* [EXTRACTED INFORMATION]
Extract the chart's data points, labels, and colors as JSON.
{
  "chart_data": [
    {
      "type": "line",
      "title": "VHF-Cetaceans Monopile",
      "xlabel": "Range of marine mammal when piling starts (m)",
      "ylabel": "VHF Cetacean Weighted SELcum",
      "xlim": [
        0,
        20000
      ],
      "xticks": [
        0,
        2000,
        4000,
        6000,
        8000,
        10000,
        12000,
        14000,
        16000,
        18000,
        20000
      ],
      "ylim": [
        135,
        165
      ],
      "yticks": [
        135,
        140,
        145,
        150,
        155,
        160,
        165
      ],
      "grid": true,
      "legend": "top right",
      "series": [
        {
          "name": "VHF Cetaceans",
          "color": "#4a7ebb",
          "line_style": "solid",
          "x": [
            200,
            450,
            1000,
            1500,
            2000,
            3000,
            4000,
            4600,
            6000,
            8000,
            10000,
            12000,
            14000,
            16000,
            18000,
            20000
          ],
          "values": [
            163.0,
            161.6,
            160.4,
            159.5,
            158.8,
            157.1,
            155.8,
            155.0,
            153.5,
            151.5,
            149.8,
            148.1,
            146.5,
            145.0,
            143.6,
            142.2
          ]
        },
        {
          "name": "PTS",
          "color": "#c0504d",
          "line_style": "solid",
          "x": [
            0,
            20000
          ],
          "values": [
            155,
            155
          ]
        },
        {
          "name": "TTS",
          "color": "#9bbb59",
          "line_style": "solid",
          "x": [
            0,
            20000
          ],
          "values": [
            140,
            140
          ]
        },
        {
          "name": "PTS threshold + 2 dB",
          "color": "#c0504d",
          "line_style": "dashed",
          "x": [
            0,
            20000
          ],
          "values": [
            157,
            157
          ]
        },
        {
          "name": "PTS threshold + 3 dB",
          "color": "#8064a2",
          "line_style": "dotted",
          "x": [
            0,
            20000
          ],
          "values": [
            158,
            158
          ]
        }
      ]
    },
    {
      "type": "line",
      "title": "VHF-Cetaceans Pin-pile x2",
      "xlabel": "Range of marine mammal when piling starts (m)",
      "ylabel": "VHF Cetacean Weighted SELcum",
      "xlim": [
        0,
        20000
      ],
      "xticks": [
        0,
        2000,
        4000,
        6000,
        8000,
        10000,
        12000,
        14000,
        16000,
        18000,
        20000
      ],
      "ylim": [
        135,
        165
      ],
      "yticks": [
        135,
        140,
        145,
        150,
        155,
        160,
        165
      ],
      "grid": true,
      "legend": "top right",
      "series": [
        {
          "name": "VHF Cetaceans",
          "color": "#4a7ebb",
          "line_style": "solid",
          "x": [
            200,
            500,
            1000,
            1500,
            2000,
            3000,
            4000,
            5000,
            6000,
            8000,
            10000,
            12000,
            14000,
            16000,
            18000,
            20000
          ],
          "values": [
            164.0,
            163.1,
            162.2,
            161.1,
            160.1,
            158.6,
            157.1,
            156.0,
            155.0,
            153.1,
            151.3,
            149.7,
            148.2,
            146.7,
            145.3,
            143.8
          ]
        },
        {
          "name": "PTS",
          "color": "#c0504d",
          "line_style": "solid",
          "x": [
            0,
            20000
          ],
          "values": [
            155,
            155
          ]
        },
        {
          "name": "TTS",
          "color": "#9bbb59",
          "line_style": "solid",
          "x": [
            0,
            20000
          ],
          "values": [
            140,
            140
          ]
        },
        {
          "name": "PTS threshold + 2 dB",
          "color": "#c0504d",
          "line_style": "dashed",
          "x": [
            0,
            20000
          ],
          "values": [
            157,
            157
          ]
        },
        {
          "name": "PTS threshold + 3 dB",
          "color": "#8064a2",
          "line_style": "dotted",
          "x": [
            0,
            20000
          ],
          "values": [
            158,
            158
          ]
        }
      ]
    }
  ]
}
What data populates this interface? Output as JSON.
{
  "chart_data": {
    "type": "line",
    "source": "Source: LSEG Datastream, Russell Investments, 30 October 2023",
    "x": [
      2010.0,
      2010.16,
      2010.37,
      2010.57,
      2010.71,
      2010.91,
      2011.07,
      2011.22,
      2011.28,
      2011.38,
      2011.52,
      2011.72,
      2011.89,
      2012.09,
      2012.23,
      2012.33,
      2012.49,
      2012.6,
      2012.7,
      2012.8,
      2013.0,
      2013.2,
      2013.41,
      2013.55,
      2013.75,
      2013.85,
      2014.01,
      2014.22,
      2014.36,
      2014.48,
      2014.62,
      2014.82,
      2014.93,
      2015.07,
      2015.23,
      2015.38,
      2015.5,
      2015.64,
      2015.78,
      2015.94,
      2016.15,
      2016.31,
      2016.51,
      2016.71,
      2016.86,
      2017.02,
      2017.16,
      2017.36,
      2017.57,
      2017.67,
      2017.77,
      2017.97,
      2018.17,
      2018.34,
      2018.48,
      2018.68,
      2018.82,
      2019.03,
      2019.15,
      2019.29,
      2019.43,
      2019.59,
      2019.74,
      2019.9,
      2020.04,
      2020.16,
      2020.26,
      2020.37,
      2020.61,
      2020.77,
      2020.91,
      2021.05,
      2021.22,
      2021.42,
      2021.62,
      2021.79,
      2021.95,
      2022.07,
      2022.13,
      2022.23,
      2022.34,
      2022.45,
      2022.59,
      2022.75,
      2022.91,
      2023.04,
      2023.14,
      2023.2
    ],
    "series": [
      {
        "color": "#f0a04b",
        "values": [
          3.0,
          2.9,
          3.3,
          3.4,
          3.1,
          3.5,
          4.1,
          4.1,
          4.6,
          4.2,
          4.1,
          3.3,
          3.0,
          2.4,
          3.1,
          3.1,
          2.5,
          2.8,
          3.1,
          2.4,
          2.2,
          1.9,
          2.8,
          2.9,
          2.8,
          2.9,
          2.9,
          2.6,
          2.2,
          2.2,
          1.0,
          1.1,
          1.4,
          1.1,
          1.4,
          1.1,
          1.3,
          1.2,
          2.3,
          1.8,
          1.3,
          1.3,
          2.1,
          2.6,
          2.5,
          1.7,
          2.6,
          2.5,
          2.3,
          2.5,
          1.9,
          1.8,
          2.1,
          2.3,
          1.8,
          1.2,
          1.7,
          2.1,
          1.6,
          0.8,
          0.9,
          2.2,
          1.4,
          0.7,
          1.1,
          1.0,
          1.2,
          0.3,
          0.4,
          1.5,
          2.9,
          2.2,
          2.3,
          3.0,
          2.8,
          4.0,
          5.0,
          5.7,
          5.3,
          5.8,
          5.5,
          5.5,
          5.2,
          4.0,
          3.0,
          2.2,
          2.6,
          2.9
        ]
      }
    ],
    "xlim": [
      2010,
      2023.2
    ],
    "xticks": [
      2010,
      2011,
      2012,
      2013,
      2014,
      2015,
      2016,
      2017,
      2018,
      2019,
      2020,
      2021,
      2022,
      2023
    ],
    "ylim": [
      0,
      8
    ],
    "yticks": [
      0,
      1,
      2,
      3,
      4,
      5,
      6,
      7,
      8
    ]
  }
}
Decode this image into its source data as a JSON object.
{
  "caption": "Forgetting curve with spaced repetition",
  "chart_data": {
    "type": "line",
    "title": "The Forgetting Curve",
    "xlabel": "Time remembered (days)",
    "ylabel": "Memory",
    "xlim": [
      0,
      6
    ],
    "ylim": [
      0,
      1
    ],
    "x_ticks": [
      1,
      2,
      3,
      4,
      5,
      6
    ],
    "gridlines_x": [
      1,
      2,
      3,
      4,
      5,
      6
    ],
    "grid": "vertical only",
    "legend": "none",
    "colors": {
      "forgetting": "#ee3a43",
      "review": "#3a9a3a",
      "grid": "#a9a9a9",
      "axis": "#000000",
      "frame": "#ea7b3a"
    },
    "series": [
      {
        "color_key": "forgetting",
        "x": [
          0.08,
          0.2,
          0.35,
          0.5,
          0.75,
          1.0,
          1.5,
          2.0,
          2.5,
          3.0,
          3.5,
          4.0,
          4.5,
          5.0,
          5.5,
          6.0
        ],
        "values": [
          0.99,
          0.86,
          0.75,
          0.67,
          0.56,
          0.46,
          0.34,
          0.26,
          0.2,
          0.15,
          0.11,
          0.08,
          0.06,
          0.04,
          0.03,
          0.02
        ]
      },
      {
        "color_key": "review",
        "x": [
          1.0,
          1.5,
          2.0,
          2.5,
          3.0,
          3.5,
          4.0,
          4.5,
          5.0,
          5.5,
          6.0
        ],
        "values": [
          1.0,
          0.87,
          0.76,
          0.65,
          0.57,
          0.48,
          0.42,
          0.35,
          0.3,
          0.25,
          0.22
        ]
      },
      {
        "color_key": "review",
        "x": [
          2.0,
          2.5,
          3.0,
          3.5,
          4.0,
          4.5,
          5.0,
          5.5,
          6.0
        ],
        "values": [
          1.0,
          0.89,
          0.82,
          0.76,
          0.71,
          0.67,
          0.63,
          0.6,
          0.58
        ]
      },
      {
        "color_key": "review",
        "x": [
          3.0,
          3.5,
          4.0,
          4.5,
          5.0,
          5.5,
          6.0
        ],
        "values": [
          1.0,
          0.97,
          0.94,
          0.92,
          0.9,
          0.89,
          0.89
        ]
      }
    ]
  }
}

* [WRITTEN EXERCISE] Find each line that has the word "JSON", then copy it out.

* [SOLUTION]
Extract the chart's data points, labels, and colors as JSON.
What data populates this interface? Output as JSON.
Decode this image into its source data as a JSON object.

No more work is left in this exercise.